**Teks terpilih**
Saturday, April 20, 2024
HomeEkonomikaIjinkan SPBU Swasta Jual BBM Setara Premium, YLKI: Ini Langkah Mundur!

Ijinkan SPBU Swasta Jual BBM Setara Premium, YLKI: Ini Langkah Mundur!

 

Menteri Energi dan Sumber Daya Mineral (ESDM) Ignatius Jonan saat meresmikan SBPU Vivo milik swasta di Cilangkap, Jakarta Timur, pada Kamis (2/11/2017). (foto: isitmewa)

 

JAKARTA – Peresmian SPBU “Vivo” di Cilangkap, Jakarta Timur milik swasta oleh Menteri Energi dan Sumber Daya Mineral (ESDM) Ignatius Jonan, pada Kamis (26/10/2017) lalu berbuntut panjang. Banyak pihak yang menilai akan menjadi preseden persaingan tidak sehat. Sudah banyak pihak yang memberikan kritikan terkait keberadaan SPBU Vivo ini. Apalagi Pemerintah terkesan merestui secara berlebihan mengingat peresmiannya didatangi Menteri

Kehadiran SPBU swasta, di luar SPBU Pertamina, adalah keniscayaan atas legitimasi Undang-Undang Migas. Di Jakarta dan sekitarnya sudah banyak SPBU swasta asing sebagai wujud kompetisi tersebut.

**Data yang diberikan**
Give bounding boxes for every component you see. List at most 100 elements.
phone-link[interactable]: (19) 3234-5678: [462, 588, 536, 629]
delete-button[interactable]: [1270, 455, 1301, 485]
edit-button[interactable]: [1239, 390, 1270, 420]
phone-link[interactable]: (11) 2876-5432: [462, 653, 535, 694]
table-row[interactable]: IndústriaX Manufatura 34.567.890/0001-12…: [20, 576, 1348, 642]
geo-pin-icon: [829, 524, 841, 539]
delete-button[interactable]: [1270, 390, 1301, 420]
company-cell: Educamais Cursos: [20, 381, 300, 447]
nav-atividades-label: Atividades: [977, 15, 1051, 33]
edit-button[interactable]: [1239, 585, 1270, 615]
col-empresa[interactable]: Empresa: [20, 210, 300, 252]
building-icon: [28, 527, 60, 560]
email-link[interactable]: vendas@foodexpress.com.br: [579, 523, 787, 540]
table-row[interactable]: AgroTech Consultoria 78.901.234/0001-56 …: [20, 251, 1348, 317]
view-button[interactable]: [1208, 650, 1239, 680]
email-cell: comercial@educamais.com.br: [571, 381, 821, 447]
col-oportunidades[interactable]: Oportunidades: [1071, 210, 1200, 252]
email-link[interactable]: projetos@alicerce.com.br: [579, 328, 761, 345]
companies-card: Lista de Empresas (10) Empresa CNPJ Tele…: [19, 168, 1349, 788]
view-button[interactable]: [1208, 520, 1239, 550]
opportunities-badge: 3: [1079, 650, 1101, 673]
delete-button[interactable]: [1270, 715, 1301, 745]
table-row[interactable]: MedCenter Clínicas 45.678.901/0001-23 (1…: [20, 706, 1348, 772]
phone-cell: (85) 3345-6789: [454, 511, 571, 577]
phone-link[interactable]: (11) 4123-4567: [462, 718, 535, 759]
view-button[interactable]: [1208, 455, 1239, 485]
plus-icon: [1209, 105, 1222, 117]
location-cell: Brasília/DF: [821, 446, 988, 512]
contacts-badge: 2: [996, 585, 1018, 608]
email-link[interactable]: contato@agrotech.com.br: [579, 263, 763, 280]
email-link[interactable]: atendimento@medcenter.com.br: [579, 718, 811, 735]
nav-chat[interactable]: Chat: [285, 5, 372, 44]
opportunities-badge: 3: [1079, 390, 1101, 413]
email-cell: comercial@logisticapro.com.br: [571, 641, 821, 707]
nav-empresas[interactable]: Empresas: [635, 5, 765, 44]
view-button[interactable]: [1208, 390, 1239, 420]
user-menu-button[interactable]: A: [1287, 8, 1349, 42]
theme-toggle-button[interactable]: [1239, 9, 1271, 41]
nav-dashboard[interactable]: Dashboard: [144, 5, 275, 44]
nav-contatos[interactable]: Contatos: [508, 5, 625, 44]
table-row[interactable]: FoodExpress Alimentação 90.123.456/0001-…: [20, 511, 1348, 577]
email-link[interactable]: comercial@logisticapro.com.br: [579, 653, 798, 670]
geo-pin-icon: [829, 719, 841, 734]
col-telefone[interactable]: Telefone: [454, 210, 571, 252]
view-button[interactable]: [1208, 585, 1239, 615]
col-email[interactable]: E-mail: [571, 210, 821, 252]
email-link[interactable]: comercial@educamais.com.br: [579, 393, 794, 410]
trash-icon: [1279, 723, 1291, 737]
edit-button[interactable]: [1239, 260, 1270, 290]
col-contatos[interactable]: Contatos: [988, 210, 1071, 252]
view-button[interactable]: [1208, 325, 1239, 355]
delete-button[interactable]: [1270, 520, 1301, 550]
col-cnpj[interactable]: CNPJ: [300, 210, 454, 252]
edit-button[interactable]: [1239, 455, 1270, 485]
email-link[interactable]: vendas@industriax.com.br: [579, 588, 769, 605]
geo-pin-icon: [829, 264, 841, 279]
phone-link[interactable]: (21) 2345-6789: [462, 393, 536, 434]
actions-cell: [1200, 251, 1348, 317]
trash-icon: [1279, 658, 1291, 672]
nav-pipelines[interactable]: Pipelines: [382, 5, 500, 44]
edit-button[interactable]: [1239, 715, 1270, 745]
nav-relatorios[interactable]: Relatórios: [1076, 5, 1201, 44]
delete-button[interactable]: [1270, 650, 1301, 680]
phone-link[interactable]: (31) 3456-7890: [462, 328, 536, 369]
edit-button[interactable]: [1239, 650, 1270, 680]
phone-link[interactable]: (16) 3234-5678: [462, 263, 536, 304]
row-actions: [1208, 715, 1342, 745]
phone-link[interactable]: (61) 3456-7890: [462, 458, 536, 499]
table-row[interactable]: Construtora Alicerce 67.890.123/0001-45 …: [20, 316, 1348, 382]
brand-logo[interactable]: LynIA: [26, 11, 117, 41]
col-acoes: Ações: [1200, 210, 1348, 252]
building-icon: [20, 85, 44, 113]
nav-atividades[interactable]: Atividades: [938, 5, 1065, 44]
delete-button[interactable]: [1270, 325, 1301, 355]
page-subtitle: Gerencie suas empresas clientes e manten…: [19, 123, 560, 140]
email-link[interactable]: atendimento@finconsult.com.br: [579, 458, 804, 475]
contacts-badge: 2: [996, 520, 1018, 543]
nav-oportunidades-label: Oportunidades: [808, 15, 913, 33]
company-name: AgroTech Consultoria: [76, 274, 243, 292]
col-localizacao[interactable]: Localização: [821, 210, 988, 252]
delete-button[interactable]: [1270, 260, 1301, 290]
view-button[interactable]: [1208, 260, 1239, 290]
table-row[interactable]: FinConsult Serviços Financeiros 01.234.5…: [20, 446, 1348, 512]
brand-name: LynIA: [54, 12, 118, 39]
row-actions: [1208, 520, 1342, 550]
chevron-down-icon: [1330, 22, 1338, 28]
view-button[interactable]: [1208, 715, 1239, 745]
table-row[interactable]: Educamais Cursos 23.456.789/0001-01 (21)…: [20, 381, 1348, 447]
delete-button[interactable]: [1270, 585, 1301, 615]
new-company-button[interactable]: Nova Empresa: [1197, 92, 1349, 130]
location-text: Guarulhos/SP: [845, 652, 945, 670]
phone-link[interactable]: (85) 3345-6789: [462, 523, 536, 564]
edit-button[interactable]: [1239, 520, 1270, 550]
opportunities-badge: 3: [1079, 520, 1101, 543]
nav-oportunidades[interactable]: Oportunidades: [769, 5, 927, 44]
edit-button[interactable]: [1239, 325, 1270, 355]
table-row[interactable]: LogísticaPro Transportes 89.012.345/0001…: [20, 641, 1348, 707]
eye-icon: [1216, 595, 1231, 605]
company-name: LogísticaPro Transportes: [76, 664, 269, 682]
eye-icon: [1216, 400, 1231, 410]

**Tugas A**
Ubah paragraf artikel tentang SPBU Vivo yang diawali "Kehadiran SPBU swasta" menjadi daftar singkat dengan tetap memuat fakta pokoknya.
**Tugas B**
Cetak bentangan artikel tentang SPBU Vivo dari "JAKARTA – Peresmian" hingga "wujud kompetisi tersebut.".

**Jawaban yang diharapkan A**
- Hadirnya SPBU swasta di luar Pertamina adalah keniscayaan yang dilegitimasi Undang-Undang Migas.
- Di Jakarta dan sekitarnya sudah banyak SPBU swasta asing sebagai wujud persaingan tersebut.

**Jawaban yang diharapkan B**
JAKARTA – Peresmian SPBU “Vivo” di Cilangkap, Jakarta Timur milik swasta oleh Menteri Energi dan Sumber Daya Mineral (ESDM) Ignatius Jonan, pada Kamis (26/10/2017) lalu berbuntut panjang. Banyak pihak yang menilai akan menjadi preseden persaingan tidak sehat. Sudah banyak pihak yang memberikan kritikan terkait keberadaan SPBU Vivo ini. Apalagi Pemerintah terkesan merestui secara berlebihan mengingat peresmiannya didatangi Menteri

Kehadiran SPBU swasta, di luar SPBU Pertamina, adalah keniscayaan atas legitimasi Undang-Undang Migas. Di Jakarta dan sekitarnya sudah banyak SPBU swasta asing sebagai wujud kompetisi tersebut.